+++ Texto fuente +++
Hace tiempo conocí a un chileno al que siempre le iba mal. Estuviera donde estuviera e hiciera lo que hiciera, siempre le iba mal. Ese chileno vagabundo a veces se ponía a recordar su país natal y acababa sus circunloquios indefectiblemente de la misma manera: voy a llegar a besar el suelo chileno, decía. Cuando vuelva a Chile lo primero que haré será besar el suelo chileno. Olvidaba el terror, la injusticia, el sinsentido. Nosotros nos reíamos de él, entre perplejos y divertidos, pero eso a él no le importaba. Ríanse no más, decía, pero cuando yo vuelva lo primero que haré será besar el suelo chileno. Creo que murió en algún país sudamericano, o centroamericano, y presumo que de haber regresado su rostro sería ahora como el de los demás pasajeros chilenos (excepto la puta), un rostro mortalmente serio, un rostro preocupado y como visto desde varios ángulos al mismo tiempo, un rostro que pasa en pocos segundos de Cézanne a Picasso y de Picasso a Basquiat, el rostro habitual de los nativos de la isla-pasillo.
Por supuesto, yo no besé el suelo de la patria. Intenté no tropezar en la escalerilla del avión y traté de encender sin temblar uno de mis últimos cigarrillos españoles. Después respiré el aire de Santiago y echamos a andar hacia la aduana.
LOS ROSTROS
Y de golpe aparecieron los rostros chilenos, los rostros de mi infancia y adolescencia, por todos lados, en catarata, rodeado de chilenos, chilenos que parecían chilenos, chilenos que parecían marcianos, chilenos que deambulaban de un lado a otro sin nada que hacer en aquel aeropuerto que supongo no era el aeropuerto de Pudahuel aunque por momentos lo parecía, y también chilenos que esperaban a los viajeros y que agitaban pañuelos blancos, e incluso chilenos que lloraban (algo usual, según recordaba, los chilenos lloran mucho, a veces sin motivo, a veces incluso sin ganas), y también chilenos que se reían como si el mundo se fuera a acabar y sólo ellos lo supieran. Pero lo que más vi en aquellos primeros minutos fue a chilenos quietos y silenciosos, chilenos que miraban el suelo como si estuvieran flotando sobre un abismo dudoso, como si el aeropuerto fuera un espejismo y todos nos encontráramos suspendidos sobre una especie de nada que milagrosa o fatalmente nos sostenía, exigiendo a cambio un tributo misterioso o inconfesable, un tributo que nadie estaba dispuesto a pagar, pero que tampoco nadie estaba dispuesto a declarar que no lo pagaría.
+++
Prosiga el texto fuente sobre la llegada al aeropuerto de Santiago a partir de su última oración, conservando la primera persona y el tono.
+++ Listado de datos +++
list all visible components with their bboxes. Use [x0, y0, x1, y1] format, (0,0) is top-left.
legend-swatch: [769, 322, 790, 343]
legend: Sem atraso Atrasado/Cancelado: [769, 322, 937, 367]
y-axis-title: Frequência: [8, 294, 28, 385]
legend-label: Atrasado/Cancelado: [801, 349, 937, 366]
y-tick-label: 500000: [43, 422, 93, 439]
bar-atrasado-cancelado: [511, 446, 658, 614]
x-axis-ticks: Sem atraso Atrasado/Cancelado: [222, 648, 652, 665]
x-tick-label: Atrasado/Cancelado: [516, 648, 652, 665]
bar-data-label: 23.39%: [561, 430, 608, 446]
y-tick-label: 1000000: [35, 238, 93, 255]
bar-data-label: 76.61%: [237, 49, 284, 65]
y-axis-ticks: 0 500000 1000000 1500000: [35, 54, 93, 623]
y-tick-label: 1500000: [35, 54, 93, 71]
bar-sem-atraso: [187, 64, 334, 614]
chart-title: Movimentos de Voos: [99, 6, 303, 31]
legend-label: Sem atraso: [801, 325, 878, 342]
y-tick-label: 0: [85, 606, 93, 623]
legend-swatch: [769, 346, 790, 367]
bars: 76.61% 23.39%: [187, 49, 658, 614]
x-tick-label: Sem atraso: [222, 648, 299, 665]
+++
- **Respuesta**:
COMIENZA EL BAILE
Los trámites en la aduana fueron extremadamente fáciles. Hacía muchísimos años que no me dejaban entrar en un país con tanta facilidad. Mi mujer tuvo que rellenar un papel y creo que tuvo que pagar algo. Cuando pregunté qué papeles tenía que rellenar yo, una aduanera gordita y simpática me dijo que no tenía que rellenar nada. Ésa fue la primera bienvenida. La segunda nos la proporcionó una segunda aduanera, que decidió no registrarnos ninguna maleta. Adelante, dijo, pasen. La tercera nos la dio mi abuela y Alexandra Edwards y Totó Romero y Carlos Orellana y la Malala Ansieta, que nos saludaron como si nos conociéramos desde siempre. A esas alturas ya habíamos salido de las dependencias del aeropuerto y esperábamos un taxi para irnos al hotel y todo iba bien, pero de alguna manera yo no había vuelto a Chile todavía. Es decir, estaba allí, rodeado de chilenos, una experiencia que no había experimentado desde enero del 74, pero volver, lo que se dice volver, aún no había vuelto. Todavía estaba en el avión, todavía estaba corriendo por los pasillos del aeropuerto de Madrid, todavía estaba acostado en mi casa de la calle del Loro, en Blanes, todavía estaba soñando que iba a viajar a alguna parte.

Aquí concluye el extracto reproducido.